Instruction:
Find and copy each line of the records where the string "Output" shows up.

Data lines:
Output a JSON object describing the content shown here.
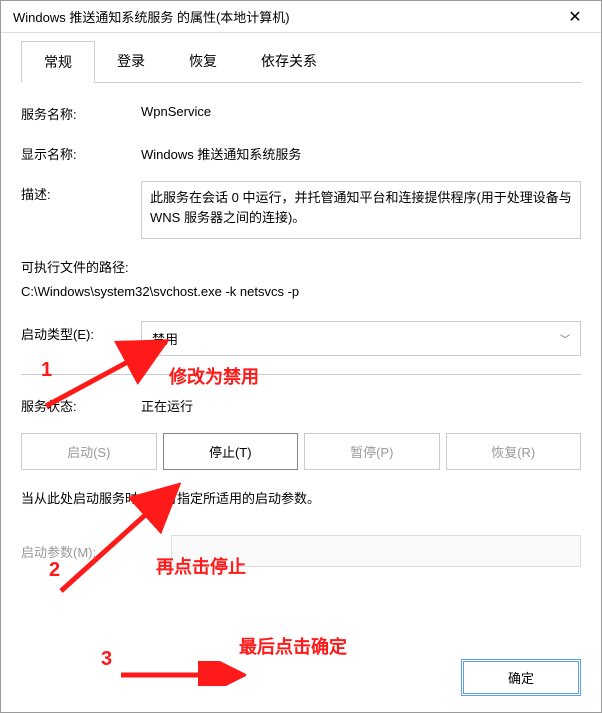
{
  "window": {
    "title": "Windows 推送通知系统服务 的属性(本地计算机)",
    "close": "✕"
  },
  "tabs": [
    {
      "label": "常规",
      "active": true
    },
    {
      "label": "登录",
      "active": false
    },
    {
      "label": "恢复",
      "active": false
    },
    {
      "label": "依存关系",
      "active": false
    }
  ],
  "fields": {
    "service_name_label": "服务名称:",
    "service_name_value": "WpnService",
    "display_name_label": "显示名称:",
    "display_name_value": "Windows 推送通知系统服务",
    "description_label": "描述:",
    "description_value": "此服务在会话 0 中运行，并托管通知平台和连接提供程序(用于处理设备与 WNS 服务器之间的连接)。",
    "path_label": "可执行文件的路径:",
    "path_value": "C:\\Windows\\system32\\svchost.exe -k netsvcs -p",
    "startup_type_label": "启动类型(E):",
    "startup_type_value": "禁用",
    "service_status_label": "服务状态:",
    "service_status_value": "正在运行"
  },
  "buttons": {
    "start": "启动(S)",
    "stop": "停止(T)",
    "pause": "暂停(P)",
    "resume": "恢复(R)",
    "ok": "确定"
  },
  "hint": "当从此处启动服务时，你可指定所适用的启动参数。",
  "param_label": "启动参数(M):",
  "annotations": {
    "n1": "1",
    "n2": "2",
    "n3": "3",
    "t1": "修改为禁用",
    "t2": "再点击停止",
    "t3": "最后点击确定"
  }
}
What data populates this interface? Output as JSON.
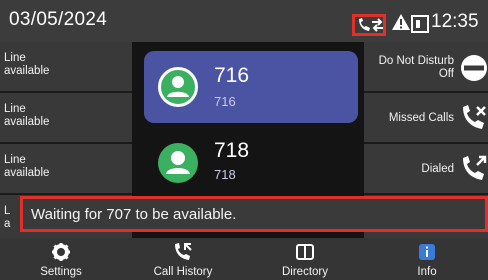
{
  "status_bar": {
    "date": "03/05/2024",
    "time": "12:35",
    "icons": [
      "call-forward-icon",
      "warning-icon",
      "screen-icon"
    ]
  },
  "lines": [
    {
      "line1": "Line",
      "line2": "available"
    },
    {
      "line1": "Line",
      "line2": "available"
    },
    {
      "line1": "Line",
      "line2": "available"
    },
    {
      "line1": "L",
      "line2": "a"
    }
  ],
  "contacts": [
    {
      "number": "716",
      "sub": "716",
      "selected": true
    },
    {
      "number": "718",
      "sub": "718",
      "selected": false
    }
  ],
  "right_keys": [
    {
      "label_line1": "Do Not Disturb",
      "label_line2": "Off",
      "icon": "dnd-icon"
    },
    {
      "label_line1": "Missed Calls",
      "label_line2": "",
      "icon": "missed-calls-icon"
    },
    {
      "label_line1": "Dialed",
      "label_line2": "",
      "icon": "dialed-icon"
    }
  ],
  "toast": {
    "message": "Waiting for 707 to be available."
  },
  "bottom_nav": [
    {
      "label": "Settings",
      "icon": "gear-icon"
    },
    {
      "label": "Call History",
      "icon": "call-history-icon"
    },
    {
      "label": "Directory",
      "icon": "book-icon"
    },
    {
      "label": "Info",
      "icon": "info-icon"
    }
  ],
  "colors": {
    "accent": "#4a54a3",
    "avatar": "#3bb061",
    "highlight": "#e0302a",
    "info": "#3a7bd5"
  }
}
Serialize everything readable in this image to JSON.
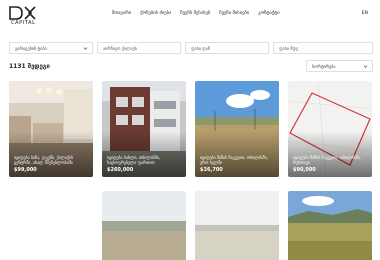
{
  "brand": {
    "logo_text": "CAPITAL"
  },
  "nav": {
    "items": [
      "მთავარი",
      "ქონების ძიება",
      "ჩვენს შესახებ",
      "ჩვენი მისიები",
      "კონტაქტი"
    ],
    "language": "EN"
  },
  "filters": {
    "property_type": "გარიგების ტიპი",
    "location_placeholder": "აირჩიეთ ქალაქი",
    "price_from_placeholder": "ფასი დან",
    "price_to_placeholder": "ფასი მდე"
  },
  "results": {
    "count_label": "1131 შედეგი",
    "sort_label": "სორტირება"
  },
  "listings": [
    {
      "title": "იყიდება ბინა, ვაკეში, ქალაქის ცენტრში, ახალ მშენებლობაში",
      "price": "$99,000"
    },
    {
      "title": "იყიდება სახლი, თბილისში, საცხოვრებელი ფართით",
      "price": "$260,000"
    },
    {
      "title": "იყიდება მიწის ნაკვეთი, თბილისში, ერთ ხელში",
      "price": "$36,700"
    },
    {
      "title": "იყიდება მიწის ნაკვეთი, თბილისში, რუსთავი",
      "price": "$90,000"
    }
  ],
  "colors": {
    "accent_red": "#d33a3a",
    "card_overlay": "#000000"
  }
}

Problem solution:
Output a JSON object describing the content shown here.
What data populates this interface? Output as JSON.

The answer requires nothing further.